Lines before the one containing "Read all visible content and emit it as JSON." are excluded; print that line and every line after it through the end of the material below, exactly.

Provided data:
>> begin

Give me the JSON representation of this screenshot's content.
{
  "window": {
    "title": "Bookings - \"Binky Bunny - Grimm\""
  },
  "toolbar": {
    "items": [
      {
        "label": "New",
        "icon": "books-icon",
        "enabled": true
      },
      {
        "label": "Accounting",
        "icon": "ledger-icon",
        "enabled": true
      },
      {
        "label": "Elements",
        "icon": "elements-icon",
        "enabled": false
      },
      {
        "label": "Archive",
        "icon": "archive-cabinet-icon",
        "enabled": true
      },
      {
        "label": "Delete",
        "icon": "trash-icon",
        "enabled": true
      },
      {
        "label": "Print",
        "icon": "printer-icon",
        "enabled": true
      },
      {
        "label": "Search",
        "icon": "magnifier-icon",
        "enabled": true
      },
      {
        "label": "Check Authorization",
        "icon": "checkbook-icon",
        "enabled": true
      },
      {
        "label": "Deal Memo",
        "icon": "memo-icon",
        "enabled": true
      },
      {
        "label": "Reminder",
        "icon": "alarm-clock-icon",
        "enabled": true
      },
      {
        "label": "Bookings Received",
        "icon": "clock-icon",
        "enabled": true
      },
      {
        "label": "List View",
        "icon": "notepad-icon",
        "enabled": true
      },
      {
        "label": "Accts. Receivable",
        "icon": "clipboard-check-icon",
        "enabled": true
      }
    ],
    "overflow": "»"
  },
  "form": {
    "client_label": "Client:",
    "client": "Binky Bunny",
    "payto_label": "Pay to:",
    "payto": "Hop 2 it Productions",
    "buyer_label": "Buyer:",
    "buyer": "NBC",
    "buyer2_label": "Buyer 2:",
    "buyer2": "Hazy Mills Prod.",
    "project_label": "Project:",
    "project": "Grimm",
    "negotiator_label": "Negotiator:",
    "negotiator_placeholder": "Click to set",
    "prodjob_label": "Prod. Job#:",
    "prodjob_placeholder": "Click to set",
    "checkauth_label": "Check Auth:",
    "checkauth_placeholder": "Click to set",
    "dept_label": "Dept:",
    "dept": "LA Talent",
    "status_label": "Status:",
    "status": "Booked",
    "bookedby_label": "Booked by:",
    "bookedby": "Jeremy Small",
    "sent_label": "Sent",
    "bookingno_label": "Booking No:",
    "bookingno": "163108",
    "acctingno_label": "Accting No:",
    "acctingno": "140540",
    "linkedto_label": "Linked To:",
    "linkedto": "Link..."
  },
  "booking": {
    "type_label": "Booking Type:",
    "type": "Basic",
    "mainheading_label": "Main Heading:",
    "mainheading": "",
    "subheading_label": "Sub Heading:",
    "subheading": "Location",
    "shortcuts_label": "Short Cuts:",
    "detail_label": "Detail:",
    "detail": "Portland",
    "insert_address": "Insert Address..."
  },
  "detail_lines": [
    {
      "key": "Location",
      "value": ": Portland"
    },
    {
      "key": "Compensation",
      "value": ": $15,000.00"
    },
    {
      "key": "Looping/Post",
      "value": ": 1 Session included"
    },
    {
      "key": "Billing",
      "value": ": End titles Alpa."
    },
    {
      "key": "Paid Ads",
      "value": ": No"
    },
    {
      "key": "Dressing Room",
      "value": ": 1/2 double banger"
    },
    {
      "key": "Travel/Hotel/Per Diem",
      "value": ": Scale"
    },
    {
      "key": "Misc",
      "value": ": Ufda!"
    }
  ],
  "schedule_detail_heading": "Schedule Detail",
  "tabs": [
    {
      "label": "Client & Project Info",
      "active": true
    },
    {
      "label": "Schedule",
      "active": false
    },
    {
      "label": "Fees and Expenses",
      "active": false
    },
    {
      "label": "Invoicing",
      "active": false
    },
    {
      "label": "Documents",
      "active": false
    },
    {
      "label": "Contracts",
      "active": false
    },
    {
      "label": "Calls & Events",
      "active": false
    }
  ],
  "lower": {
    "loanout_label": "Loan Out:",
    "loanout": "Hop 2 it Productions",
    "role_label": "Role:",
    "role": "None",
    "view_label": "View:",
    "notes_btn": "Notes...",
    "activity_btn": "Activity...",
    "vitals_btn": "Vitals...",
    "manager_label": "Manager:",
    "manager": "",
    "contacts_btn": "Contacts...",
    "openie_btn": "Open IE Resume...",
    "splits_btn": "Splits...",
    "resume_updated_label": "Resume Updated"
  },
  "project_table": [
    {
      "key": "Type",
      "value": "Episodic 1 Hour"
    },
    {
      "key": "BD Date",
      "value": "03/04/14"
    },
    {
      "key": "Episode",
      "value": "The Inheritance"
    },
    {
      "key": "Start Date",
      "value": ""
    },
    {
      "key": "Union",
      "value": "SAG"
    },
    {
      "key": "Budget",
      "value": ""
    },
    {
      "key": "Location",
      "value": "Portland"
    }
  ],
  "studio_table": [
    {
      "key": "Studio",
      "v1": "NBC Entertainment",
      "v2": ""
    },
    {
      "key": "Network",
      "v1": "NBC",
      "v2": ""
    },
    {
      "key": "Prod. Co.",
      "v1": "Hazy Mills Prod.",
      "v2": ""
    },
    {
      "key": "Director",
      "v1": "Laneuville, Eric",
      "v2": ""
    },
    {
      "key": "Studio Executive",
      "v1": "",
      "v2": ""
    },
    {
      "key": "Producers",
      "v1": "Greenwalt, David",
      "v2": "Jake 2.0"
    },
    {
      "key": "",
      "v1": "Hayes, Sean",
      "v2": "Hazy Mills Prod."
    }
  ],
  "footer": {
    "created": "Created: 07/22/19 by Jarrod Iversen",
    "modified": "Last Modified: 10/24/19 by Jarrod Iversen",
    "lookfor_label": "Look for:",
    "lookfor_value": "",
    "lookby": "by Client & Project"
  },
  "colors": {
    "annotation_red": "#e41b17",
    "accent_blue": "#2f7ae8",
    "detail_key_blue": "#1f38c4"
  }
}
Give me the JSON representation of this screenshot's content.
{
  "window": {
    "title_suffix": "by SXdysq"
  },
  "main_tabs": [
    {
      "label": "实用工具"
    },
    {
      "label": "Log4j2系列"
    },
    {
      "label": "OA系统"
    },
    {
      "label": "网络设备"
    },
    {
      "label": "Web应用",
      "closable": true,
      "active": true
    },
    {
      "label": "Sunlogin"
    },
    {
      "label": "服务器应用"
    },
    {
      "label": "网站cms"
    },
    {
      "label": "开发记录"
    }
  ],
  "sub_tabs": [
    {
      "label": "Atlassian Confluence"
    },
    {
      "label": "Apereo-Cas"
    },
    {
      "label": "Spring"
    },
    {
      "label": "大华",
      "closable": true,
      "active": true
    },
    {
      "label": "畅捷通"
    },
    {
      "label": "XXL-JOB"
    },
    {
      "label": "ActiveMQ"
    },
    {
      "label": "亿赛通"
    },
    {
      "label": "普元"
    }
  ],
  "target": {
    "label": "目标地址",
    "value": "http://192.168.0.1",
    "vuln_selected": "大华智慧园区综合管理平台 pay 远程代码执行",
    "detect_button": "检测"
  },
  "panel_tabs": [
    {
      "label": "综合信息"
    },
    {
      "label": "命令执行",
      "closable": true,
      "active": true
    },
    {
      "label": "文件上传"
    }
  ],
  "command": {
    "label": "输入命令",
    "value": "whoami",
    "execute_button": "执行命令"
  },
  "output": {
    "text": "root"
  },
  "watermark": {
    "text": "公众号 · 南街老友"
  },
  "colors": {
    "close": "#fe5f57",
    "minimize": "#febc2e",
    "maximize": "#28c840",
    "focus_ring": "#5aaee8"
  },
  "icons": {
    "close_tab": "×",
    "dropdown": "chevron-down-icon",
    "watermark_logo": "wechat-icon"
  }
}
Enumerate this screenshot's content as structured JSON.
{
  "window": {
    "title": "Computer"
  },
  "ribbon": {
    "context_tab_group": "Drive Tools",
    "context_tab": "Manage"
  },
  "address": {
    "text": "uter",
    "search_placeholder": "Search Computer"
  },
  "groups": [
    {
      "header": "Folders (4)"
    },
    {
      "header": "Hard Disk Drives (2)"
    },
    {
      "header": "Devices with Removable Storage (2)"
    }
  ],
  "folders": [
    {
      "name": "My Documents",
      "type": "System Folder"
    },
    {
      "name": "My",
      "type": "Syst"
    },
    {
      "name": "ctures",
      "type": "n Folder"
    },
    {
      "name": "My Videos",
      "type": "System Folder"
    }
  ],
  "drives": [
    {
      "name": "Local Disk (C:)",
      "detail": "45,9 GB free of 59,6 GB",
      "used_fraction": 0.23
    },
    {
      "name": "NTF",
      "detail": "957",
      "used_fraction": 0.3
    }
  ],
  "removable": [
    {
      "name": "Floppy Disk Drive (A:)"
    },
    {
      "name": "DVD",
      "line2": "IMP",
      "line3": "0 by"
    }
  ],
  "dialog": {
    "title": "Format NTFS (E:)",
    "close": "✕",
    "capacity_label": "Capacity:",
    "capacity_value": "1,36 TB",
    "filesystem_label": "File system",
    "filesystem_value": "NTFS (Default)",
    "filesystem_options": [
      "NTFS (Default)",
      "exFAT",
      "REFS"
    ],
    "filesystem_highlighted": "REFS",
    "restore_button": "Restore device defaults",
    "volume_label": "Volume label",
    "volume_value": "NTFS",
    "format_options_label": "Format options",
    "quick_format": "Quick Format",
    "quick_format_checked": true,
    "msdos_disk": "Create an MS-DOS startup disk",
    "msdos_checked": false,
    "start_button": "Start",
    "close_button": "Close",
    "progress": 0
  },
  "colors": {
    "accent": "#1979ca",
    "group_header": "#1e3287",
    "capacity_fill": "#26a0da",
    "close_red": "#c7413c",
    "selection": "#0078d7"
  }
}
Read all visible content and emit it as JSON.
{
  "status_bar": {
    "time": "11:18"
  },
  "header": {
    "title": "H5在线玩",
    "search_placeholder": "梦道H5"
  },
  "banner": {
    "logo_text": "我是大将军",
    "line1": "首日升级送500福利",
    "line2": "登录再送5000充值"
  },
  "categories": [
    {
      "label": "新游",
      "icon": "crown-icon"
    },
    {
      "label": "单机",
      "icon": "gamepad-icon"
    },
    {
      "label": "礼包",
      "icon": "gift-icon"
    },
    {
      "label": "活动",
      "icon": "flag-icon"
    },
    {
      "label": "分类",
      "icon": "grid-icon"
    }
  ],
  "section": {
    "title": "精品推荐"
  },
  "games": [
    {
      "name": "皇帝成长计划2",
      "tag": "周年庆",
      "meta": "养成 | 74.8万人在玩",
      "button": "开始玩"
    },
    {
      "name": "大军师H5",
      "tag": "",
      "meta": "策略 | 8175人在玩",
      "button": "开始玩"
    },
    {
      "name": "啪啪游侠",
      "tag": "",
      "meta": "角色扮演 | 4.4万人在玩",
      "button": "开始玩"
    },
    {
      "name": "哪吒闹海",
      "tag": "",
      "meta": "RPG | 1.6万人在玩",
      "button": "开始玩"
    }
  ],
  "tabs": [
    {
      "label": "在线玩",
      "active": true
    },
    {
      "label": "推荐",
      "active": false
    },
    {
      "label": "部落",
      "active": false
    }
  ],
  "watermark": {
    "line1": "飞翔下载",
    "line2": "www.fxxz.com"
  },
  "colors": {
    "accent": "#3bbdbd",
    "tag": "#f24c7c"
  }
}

>> end

Answer to this exercise:
Read all visible content and emit it as JSON.
{
  "status_bar": {
    "time": "11:18"
  },
  "header": {
    "title": "H5在线玩",
    "search_placeholder": "梦道H5"
  },
  "banner": {
    "logo_text": "我是大将军",
    "line1": "首日升级送500福利",
    "line2": "登录再送5000充值"
  },
  "categories": [
    {
      "label": "新游",
      "icon": "crown-icon"
    },
    {
      "label": "单机",
      "icon": "gamepad-icon"
    },
    {
      "label": "礼包",
      "icon": "gift-icon"
    },
    {
      "label": "活动",
      "icon": "flag-icon"
    },
    {
      "label": "分类",
      "icon": "grid-icon"
    }
  ],
  "section": {
    "title": "精品推荐"
  },
  "games": [
    {
      "name": "皇帝成长计划2",
      "tag": "周年庆",
      "meta": "养成 | 74.8万人在玩",
      "button": "开始玩"
    },
    {
      "name": "大军师H5",
      "tag": "",
      "meta": "策略 | 8175人在玩",
      "button": "开始玩"
    },
    {
      "name": "啪啪游侠",
      "tag": "",
      "meta": "角色扮演 | 4.4万人在玩",
      "button": "开始玩"
    },
    {
      "name": "哪吒闹海",
      "tag": "",
      "meta": "RPG | 1.6万人在玩",
      "button": "开始玩"
    }
  ],
  "tabs": [
    {
      "label": "在线玩",
      "active": true
    },
    {
      "label": "推荐",
      "active": false
    },
    {
      "label": "部落",
      "active": false
    }
  ],
  "watermark": {
    "line1": "飞翔下载",
    "line2": "www.fxxz.com"
  },
  "colors": {
    "accent": "#3bbdbd",
    "tag": "#f24c7c"
  }
}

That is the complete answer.